TASK OBJECTIVE — Show every line containing "Articles" by copying it.
-- BEGIN --
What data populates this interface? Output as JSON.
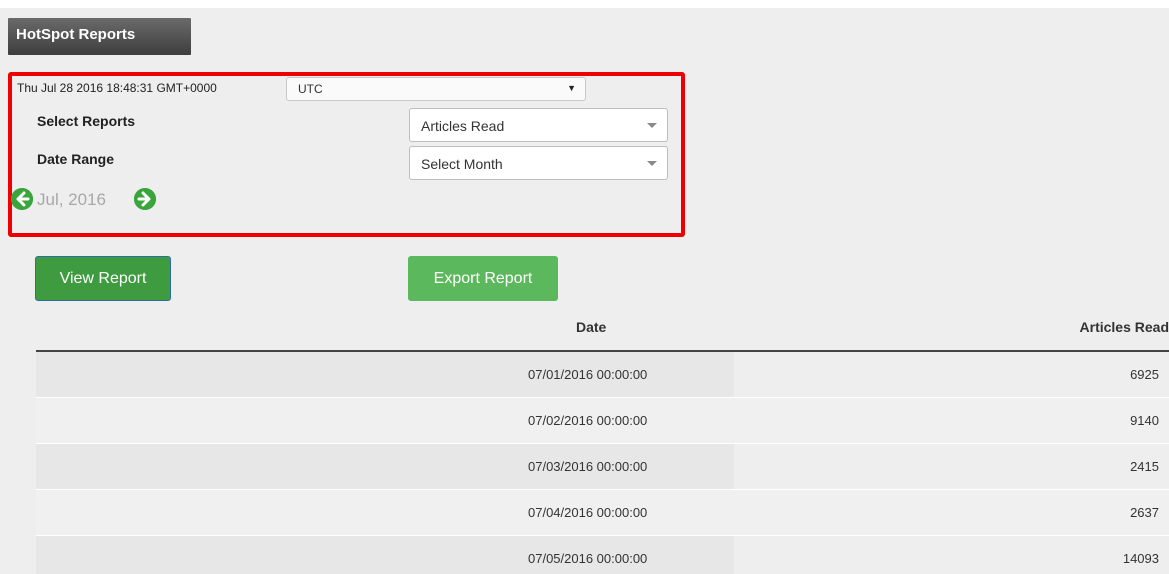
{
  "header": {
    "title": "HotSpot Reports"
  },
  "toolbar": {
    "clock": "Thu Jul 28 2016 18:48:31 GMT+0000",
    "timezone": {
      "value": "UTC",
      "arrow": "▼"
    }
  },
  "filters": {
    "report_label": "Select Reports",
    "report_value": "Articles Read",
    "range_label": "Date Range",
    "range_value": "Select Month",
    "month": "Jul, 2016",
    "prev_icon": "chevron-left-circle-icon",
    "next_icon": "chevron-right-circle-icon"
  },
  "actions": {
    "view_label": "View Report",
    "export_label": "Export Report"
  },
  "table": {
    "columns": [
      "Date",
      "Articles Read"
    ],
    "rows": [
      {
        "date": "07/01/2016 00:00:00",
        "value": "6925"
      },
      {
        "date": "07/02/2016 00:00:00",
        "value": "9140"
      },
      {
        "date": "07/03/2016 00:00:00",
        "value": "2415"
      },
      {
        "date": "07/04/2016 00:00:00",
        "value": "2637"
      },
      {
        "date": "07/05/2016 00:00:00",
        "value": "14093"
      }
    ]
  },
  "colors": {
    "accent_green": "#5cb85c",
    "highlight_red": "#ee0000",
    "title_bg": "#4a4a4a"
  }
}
-- END --
-- BEGIN --
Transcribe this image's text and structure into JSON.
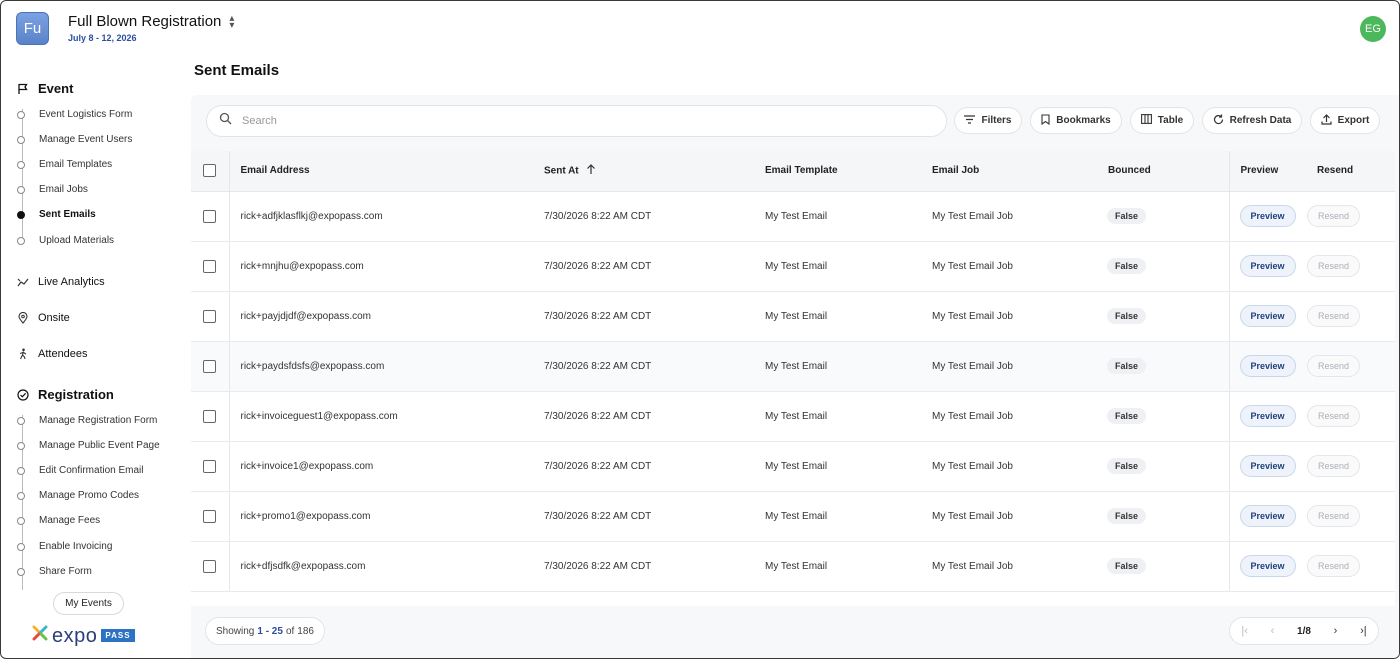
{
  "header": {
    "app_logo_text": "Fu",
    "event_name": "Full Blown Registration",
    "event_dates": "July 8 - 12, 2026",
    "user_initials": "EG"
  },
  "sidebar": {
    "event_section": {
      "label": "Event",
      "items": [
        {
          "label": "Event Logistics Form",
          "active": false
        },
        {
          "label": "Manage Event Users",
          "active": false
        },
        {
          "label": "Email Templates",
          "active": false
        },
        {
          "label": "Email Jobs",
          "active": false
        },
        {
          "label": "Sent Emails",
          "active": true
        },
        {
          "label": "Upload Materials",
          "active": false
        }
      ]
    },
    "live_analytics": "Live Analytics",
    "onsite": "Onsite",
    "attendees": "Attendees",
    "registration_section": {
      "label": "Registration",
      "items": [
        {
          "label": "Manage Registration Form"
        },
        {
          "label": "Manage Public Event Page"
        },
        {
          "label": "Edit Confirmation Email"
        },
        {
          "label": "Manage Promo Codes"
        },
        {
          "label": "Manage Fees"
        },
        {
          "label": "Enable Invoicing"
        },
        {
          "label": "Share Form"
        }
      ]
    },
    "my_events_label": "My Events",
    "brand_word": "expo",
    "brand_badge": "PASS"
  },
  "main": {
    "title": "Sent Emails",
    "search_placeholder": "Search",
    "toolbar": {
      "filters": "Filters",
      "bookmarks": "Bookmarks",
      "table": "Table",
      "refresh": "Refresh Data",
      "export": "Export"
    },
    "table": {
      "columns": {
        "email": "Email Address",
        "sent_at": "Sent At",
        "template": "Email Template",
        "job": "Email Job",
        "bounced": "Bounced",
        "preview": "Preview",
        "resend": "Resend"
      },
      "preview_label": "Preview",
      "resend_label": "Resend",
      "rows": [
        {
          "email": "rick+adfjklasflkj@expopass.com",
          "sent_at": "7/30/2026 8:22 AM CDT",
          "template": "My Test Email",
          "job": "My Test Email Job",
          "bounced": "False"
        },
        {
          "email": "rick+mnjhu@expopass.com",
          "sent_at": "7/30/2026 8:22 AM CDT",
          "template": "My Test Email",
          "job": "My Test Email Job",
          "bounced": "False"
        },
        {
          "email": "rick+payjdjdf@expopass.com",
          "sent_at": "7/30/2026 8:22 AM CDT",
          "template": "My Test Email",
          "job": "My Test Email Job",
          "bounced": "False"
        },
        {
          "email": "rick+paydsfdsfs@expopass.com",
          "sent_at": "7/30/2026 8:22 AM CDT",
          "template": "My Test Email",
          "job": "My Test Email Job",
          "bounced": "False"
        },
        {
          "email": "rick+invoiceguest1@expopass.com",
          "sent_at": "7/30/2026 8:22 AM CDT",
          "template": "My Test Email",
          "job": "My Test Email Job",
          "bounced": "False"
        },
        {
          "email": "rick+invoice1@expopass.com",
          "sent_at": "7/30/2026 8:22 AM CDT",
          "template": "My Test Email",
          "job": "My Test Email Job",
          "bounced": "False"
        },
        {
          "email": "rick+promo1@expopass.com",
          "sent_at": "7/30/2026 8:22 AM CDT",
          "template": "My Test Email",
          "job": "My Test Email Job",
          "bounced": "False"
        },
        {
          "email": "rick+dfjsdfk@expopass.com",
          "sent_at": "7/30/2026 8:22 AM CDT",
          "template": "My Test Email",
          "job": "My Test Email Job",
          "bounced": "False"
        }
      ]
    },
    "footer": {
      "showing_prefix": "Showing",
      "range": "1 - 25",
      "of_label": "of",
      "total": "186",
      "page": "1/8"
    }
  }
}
-- END --
SOLVED PROBLEM —
    "report_value": "Articles Read",
      "Articles Read"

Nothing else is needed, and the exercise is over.